##### Record list

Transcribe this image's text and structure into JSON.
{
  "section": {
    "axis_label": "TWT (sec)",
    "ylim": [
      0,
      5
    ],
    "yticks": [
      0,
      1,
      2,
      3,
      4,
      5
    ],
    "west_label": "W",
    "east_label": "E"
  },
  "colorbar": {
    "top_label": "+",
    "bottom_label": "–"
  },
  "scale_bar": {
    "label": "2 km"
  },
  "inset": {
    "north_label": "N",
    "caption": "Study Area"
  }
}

##########
##### Record list

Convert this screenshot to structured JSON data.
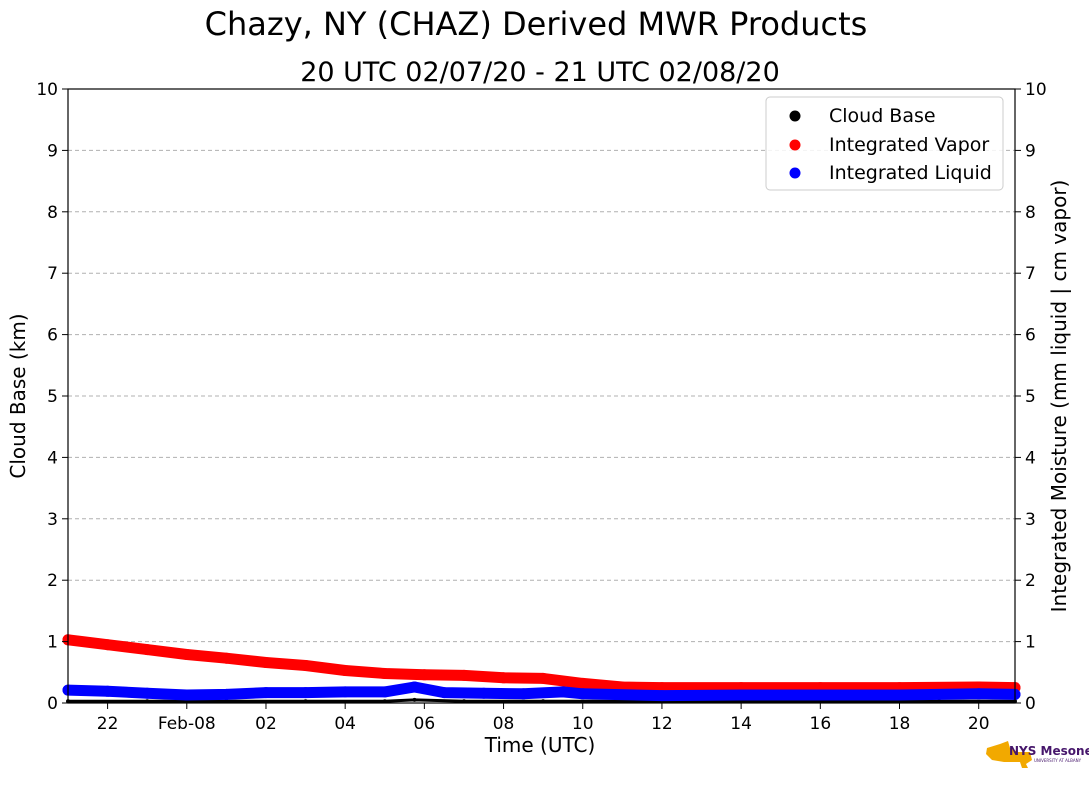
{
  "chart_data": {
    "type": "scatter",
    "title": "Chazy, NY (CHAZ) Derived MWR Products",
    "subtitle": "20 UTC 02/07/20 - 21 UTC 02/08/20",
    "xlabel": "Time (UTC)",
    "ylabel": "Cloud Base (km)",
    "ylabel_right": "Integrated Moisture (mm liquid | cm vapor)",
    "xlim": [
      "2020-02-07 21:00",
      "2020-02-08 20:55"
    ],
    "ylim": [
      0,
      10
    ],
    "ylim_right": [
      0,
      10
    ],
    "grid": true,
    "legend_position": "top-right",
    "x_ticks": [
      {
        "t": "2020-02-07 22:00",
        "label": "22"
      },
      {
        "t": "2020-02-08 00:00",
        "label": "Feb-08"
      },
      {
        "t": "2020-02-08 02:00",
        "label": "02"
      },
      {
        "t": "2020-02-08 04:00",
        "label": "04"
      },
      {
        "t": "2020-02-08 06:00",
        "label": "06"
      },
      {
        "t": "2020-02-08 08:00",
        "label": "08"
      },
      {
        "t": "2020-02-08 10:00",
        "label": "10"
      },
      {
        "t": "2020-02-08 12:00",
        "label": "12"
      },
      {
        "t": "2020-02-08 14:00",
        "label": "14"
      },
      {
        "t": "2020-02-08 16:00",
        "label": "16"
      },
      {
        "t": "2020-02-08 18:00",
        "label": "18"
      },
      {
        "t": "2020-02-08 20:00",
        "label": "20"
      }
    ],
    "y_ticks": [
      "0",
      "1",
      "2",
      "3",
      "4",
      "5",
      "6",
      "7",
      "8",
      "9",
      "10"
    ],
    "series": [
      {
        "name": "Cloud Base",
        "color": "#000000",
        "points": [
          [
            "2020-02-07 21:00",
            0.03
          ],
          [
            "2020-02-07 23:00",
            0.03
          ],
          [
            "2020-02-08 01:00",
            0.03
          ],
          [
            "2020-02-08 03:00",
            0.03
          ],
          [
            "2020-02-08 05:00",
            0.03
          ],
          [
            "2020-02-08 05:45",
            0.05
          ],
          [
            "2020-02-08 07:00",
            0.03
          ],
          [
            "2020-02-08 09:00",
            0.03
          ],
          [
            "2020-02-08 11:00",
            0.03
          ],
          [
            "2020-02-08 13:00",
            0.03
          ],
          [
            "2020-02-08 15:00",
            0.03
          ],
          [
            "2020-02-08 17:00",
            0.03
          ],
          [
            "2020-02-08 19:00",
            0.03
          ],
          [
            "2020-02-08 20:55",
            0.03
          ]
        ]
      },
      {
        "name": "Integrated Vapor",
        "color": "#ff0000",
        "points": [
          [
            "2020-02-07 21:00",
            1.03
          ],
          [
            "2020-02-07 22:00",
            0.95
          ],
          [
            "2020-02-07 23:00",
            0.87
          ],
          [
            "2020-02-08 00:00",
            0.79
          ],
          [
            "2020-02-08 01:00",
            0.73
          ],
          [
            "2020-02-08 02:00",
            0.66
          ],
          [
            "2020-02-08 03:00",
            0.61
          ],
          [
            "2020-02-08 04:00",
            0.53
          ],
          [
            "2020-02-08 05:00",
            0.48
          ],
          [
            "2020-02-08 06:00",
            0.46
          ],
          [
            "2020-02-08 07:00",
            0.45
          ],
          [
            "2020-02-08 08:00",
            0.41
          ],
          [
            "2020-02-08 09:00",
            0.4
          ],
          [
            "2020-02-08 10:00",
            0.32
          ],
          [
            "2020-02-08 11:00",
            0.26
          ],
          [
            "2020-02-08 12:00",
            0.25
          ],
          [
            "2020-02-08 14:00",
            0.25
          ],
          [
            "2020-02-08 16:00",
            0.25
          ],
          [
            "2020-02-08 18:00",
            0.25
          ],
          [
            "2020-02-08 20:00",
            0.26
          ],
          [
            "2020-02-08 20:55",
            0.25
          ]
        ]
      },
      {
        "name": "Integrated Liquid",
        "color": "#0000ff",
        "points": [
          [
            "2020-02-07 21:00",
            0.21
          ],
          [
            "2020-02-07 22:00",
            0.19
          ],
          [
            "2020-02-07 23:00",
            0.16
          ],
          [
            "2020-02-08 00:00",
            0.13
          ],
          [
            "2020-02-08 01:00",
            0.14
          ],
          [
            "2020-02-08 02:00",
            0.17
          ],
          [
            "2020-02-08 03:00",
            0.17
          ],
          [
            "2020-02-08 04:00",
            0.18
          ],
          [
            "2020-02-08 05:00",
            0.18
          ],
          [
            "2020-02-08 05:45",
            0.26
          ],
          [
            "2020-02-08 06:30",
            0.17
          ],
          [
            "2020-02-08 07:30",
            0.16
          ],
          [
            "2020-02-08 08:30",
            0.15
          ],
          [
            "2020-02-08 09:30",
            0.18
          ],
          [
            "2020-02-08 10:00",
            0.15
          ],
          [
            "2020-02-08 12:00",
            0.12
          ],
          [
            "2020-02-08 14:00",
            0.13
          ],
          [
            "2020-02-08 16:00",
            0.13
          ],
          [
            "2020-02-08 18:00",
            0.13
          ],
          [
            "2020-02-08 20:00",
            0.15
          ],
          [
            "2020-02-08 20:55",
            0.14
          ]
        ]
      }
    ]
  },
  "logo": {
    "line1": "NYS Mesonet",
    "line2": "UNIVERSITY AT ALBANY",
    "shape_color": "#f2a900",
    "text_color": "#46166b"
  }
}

##########

Requirements: Return only those lines of the records that contain the string "Integrated".

Exercise answer:
    "ylabel_right": "Integrated Moisture (mm liquid | cm vapor)",
        "name": "Integrated Vapor",
        "name": "Integrated Liquid",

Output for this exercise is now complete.